作業指示 A: このあとの文章に続いて並ぶ行のうち、「heatmap-cell <box>338 275 344 282</box>」を含む行から「heatmap-cell <box>422 130 427 136</box>」を含む行までを、両端の行も含めてそのまま書き出してください。

原文抜粋:
『兵士の物語』(8月2日・千秋楽)


  初日から通ってみて、徐々に観客が増えてきてるなー、とは思ってました。今日は私が来た中では最も客の入りが良かったです。満員御礼じゃないですが、ほぼ9割方くらいはお客さんが入ってたと思います。

  観客の反応も良く、多分に「楽日のご祝儀」的なものでしょうが、カーテン・コールはスタンディング・オベーションとなりました。

  アダム・クーパーは楽日に最も良いパフォーマンスを見せることが多く、今回もそうでした。クーパーは毎公演出演を長期にわたって行なうことがほとんどなので、公演がまだ残っている場合は、怪我やスタミナ切れを避けるために無理せずセーブするのだろうと想像しています。かといって決して手抜きパフォーマンスをするわけではありませんが。

  去年の『雨に唄えば』の千秋楽と同様、今日のクーパーはイケイケドンドンで飛ばしてました。動きに鋭さが増す、ジャンプが高くなる、アラベスクやアティチュードの脚が高く上がる、ピルエットでの回転数が多くなる、更に、今日はどうやら自分の判断で踊りを増やしていたようです(第2部、悪魔を倒した後の兵士の踊り)。

  兵士がアティチュードでターンするところは、上半身が反り返り、片脚が根元からぐいっと高く上がって、ボーン版『スワンレイク』のザ・スワンを思い起こさせました。一瞬ギョッとして、一瞬懐かしい思いになりました。

  クーパーの踊り、つまりバレエについていえば、『兵士の物語』日本初演が行なわれた2009年時よりも、今回の踊りのほうが優れていると思います。兵士のソロ、婚約者・王女とのパ・ド・ドゥすべてにおいてです。

  クーパーには不思議なところがあり、バレエから完全に離れたと思ったら、なぜかまたいきなりバレエを踊るのです。これはもちろん本人が引き受けてのことなのですが、そういう仕事の話が彼に入ってくること自体、まるで本人以外の力が働いて、バレエを踊る機会が彼に与えられているかのようです。

表示情報:
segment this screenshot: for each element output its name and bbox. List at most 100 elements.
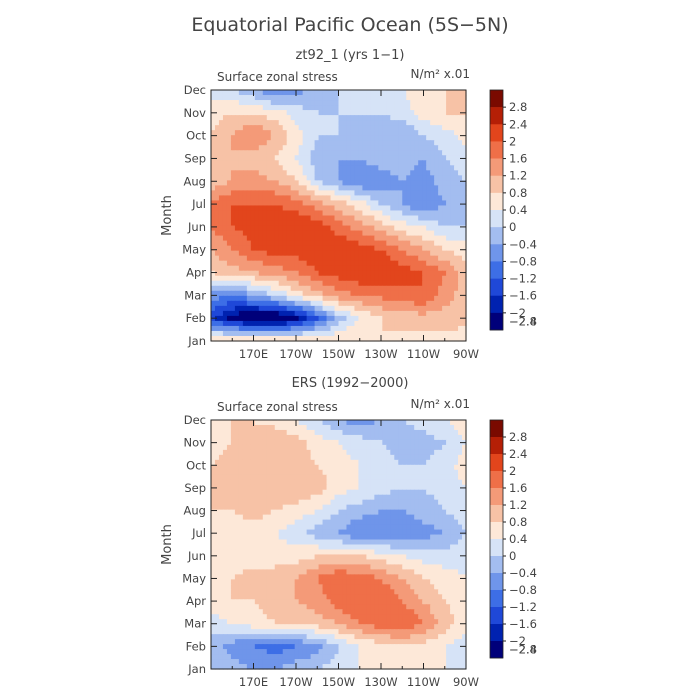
heatmap-cell <box>338 275 344 282</box>
heatmap-cell <box>286 479 292 486</box>
heatmap-cell <box>446 125 451 131</box>
heatmap-cell <box>242 215 248 222</box>
heatmap-cell <box>402 459 407 466</box>
heatmap-cell <box>310 444 316 451</box>
heatmap-cell <box>286 240 292 247</box>
heatmap-cell <box>286 150 292 156</box>
heatmap-cell <box>218 235 224 242</box>
heatmap-cell <box>234 200 240 207</box>
heatmap-cell <box>342 115 348 121</box>
heatmap-cell <box>426 270 431 277</box>
heatmap-cell <box>426 325 431 332</box>
heatmap-cell <box>290 90 296 96</box>
heatmap-cell <box>254 280 260 287</box>
heatmap-cell <box>286 420 292 426</box>
heatmap-cell <box>386 115 391 121</box>
heatmap-cell <box>374 325 379 332</box>
heatmap-cell <box>422 150 427 156</box>
heatmap-cell <box>282 220 288 227</box>
heatmap-cell <box>402 155 407 161</box>
heatmap-cell <box>358 489 363 496</box>
heatmap-cell <box>422 489 427 496</box>
heatmap-cell <box>234 255 240 262</box>
heatmap-cell <box>334 205 340 212</box>
heatmap-cell <box>306 145 312 151</box>
heatmap-cell <box>250 474 256 481</box>
heatmap-cell <box>322 105 328 111</box>
heatmap-cell <box>462 499 467 506</box>
heatmap-cell <box>306 160 312 166</box>
heatmap-cell <box>334 459 340 466</box>
heatmap-cell <box>338 175 344 181</box>
heatmap-cell <box>422 130 427 136</box>
heatmap-cell <box>410 320 415 327</box>
heatmap-cell <box>214 424 220 431</box>
heatmap-cell <box>414 195 419 202</box>
heatmap-cell <box>326 509 332 516</box>
heatmap-cell <box>294 140 300 146</box>
heatmap-cell <box>330 220 336 227</box>
heatmap-cell <box>462 290 467 297</box>
heatmap-cell <box>414 504 419 511</box>
heatmap-cell <box>410 499 415 506</box>
heatmap-cell <box>450 225 455 232</box>
heatmap-cell <box>286 499 292 506</box>
heatmap-cell <box>370 115 375 121</box>
heatmap-cell <box>394 240 399 247</box>
heatmap-cell <box>298 519 304 526</box>
heatmap-cell <box>262 120 268 126</box>
heatmap-cell <box>314 300 320 307</box>
heatmap-cell <box>354 265 360 272</box>
heatmap-cell <box>226 190 232 197</box>
heatmap-cell <box>314 90 320 96</box>
heatmap-cell <box>250 330 256 337</box>
heatmap-cell <box>366 424 371 431</box>
heatmap-cell <box>306 544 312 551</box>
heatmap-cell <box>382 320 387 327</box>
heatmap-cell <box>211 310 216 317</box>
heatmap-cell <box>350 235 356 242</box>
heatmap-cell <box>406 220 411 227</box>
heatmap-cell <box>374 300 379 307</box>
heatmap-cell <box>462 494 467 501</box>
heatmap-cell <box>218 250 224 257</box>
heatmap-cell <box>438 100 443 106</box>
heatmap-cell <box>214 280 220 287</box>
heatmap-cell <box>462 135 467 141</box>
heatmap-cell <box>394 434 399 441</box>
heatmap-cell <box>262 115 268 121</box>
heatmap-cell <box>350 210 356 217</box>
heatmap-cell <box>274 110 280 116</box>
heatmap-cell <box>278 429 284 436</box>
heatmap-cell <box>258 335 264 342</box>
heatmap-cell <box>226 140 232 146</box>
heatmap-cell <box>394 514 399 521</box>
heatmap-cell <box>382 135 387 141</box>
heatmap-cell <box>310 424 316 431</box>
heatmap-cell <box>354 285 360 292</box>
heatmap-cell <box>278 544 284 551</box>
y-tick-label: Dec <box>184 83 206 97</box>
heatmap-cell <box>414 105 419 111</box>
heatmap-cell <box>294 295 300 302</box>
heatmap-cell <box>310 195 316 202</box>
heatmap-cell <box>310 434 316 441</box>
heatmap-cell <box>218 459 224 466</box>
heatmap-cell <box>438 235 443 242</box>
heatmap-cell <box>294 285 300 292</box>
heatmap-cell <box>374 544 379 551</box>
heatmap-cell <box>430 90 435 96</box>
heatmap-cell <box>402 160 407 166</box>
colorbar-label: −0.4 <box>509 237 537 251</box>
heatmap-cell <box>234 140 240 146</box>
heatmap-cell <box>226 120 232 126</box>
heatmap-cell <box>386 105 391 111</box>
heatmap-cell <box>314 145 320 151</box>
heatmap-cell <box>422 125 427 131</box>
heatmap-cell <box>258 175 264 181</box>
heatmap-cell <box>266 509 272 516</box>
heatmap-cell <box>458 195 463 202</box>
heatmap-cell <box>266 534 272 541</box>
heatmap-cell <box>342 300 348 307</box>
heatmap-cell <box>382 185 387 191</box>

作業指示 B: 『兵士の物語』千秋楽の観劇記を、一字一句変えずに全文複製してください。

完成回答 A:
heatmap-cell <box>338 275 344 282</box>
heatmap-cell <box>286 479 292 486</box>
heatmap-cell <box>446 125 451 131</box>
heatmap-cell <box>242 215 248 222</box>
heatmap-cell <box>402 459 407 466</box>
heatmap-cell <box>310 444 316 451</box>
heatmap-cell <box>286 240 292 247</box>
heatmap-cell <box>286 150 292 156</box>
heatmap-cell <box>218 235 224 242</box>
heatmap-cell <box>234 200 240 207</box>
heatmap-cell <box>342 115 348 121</box>
heatmap-cell <box>426 270 431 277</box>
heatmap-cell <box>426 325 431 332</box>
heatmap-cell <box>290 90 296 96</box>
heatmap-cell <box>254 280 260 287</box>
heatmap-cell <box>286 420 292 426</box>
heatmap-cell <box>386 115 391 121</box>
heatmap-cell <box>374 325 379 332</box>
heatmap-cell <box>422 150 427 156</box>
heatmap-cell <box>282 220 288 227</box>
heatmap-cell <box>402 155 407 161</box>
heatmap-cell <box>358 489 363 496</box>
heatmap-cell <box>422 489 427 496</box>
heatmap-cell <box>234 255 240 262</box>
heatmap-cell <box>334 205 340 212</box>
heatmap-cell <box>306 145 312 151</box>
heatmap-cell <box>250 474 256 481</box>
heatmap-cell <box>322 105 328 111</box>
heatmap-cell <box>462 499 467 506</box>
heatmap-cell <box>306 160 312 166</box>
heatmap-cell <box>334 459 340 466</box>
heatmap-cell <box>338 175 344 181</box>
heatmap-cell <box>422 130 427 136</box>

完成回答 B:
『兵士の物語』(8月2日・千秋楽)


  初日から通ってみて、徐々に観客が増えてきてるなー、とは思ってました。今日は私が来た中では最も客の入りが良かったです。満員御礼じゃないですが、ほぼ9割方くらいはお客さんが入ってたと思います。

  観客の反応も良く、多分に「楽日のご祝儀」的なものでしょうが、カーテン・コールはスタンディング・オベーションとなりました。

  アダム・クーパーは楽日に最も良いパフォーマンスを見せることが多く、今回もそうでした。クーパーは毎公演出演を長期にわたって行なうことがほとんどなので、公演がまだ残っている場合は、怪我やスタミナ切れを避けるために無理せずセーブするのだろうと想像しています。かといって決して手抜きパフォーマンスをするわけではありませんが。

  去年の『雨に唄えば』の千秋楽と同様、今日のクーパーはイケイケドンドンで飛ばしてました。動きに鋭さが増す、ジャンプが高くなる、アラベスクやアティチュードの脚が高く上がる、ピルエットでの回転数が多くなる、更に、今日はどうやら自分の判断で踊りを増やしていたようです(第2部、悪魔を倒した後の兵士の踊り)。

  兵士がアティチュードでターンするところは、上半身が反り返り、片脚が根元からぐいっと高く上がって、ボーン版『スワンレイク』のザ・スワンを思い起こさせました。一瞬ギョッとして、一瞬懐かしい思いになりました。

  クーパーの踊り、つまりバレエについていえば、『兵士の物語』日本初演が行なわれた2009年時よりも、今回の踊りのほうが優れていると思います。兵士のソロ、婚約者・王女とのパ・ド・ドゥすべてにおいてです。

  クーパーには不思議なところがあり、バレエから完全に離れたと思ったら、なぜかまたいきなりバレエを踊るのです。これはもちろん本人が引き受けてのことなのですが、そういう仕事の話が彼に入ってくること自体、まるで本人以外の力が働いて、バレエを踊る機会が彼に与えられているかのようです。